#### Directions:
Pull out every line of the listing below where "this" appears.

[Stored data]
==================================================
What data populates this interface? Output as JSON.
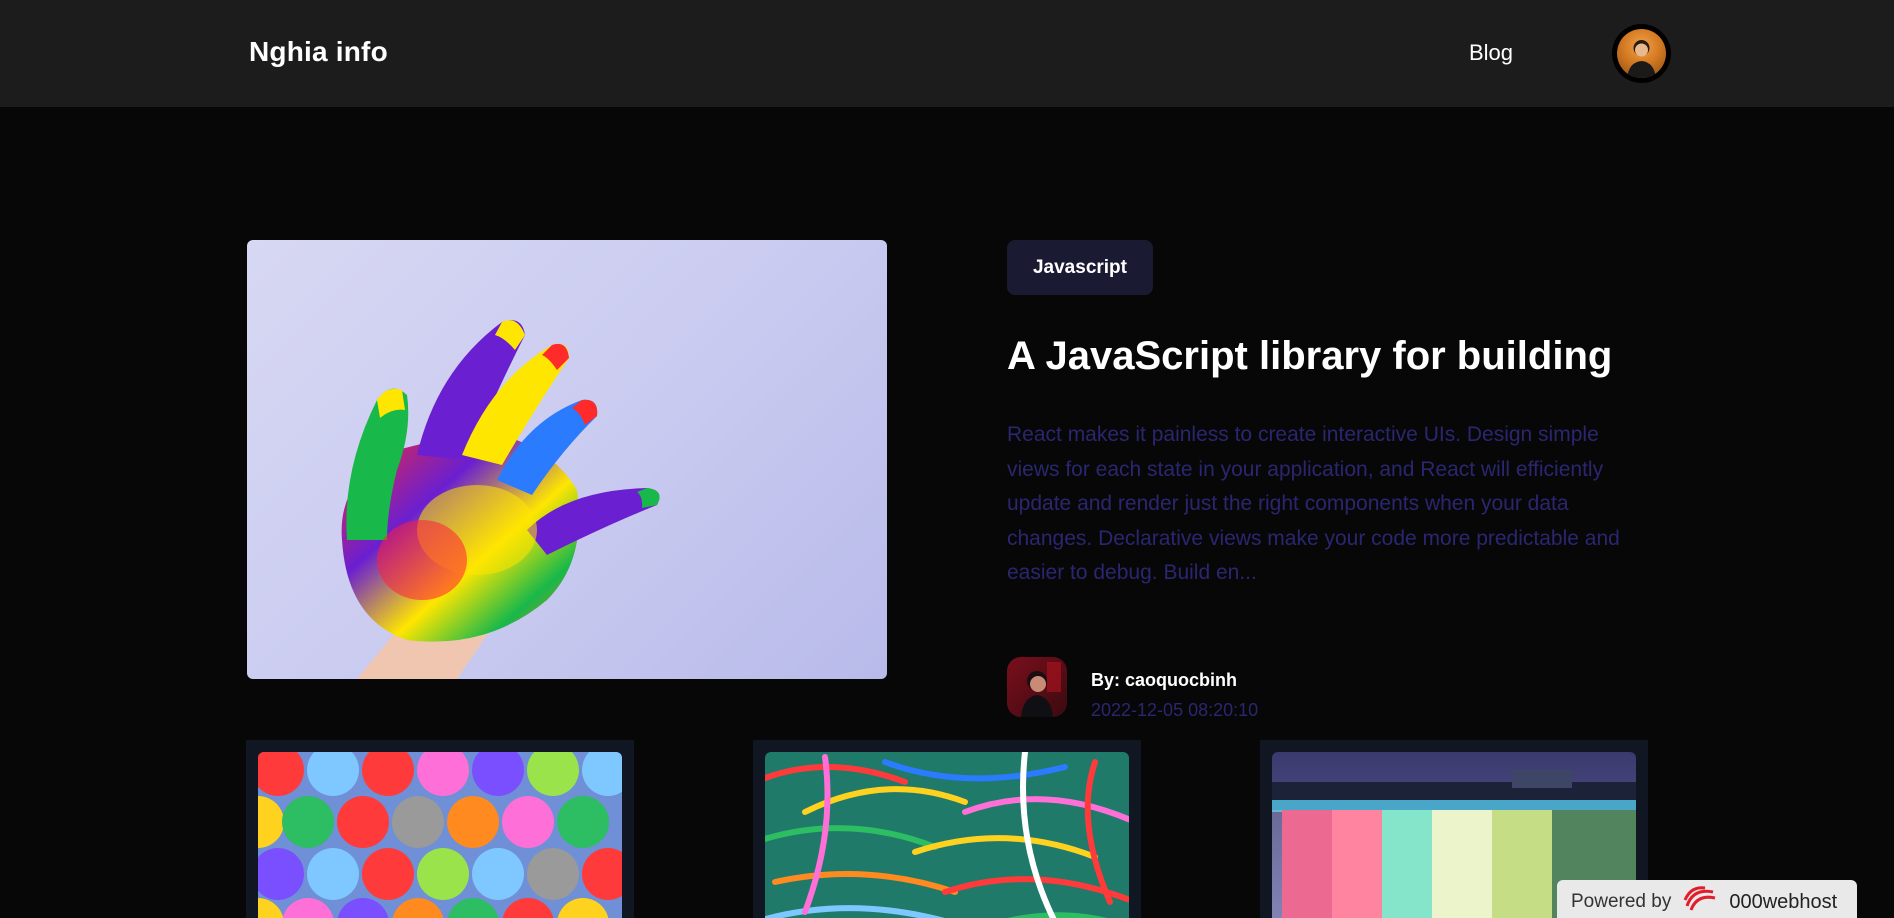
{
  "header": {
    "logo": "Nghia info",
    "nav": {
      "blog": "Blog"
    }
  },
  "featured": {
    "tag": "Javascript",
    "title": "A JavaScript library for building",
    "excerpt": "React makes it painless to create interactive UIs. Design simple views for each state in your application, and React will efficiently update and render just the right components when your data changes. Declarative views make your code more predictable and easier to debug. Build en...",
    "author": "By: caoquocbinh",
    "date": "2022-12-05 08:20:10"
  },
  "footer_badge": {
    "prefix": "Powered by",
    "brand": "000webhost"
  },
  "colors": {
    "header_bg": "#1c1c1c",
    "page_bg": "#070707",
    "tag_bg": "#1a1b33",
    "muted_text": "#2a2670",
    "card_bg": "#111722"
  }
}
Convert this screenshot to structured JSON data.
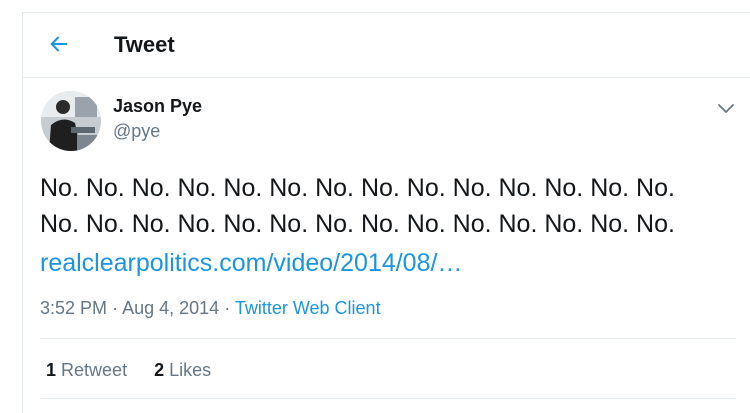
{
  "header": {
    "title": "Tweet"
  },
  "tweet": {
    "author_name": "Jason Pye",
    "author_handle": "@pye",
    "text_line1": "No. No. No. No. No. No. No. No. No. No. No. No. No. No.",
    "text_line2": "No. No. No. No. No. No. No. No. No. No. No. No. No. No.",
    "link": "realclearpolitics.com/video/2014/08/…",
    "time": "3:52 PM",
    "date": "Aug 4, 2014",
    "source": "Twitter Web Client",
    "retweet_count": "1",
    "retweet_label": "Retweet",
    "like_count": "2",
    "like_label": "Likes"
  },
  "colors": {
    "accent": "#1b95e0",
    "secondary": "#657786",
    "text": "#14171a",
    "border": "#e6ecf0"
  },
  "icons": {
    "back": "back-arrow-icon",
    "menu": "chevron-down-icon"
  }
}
==================================================
#### The answer:
What data populates this interface? Output as JSON.
Convert this screenshot to structured JSON data.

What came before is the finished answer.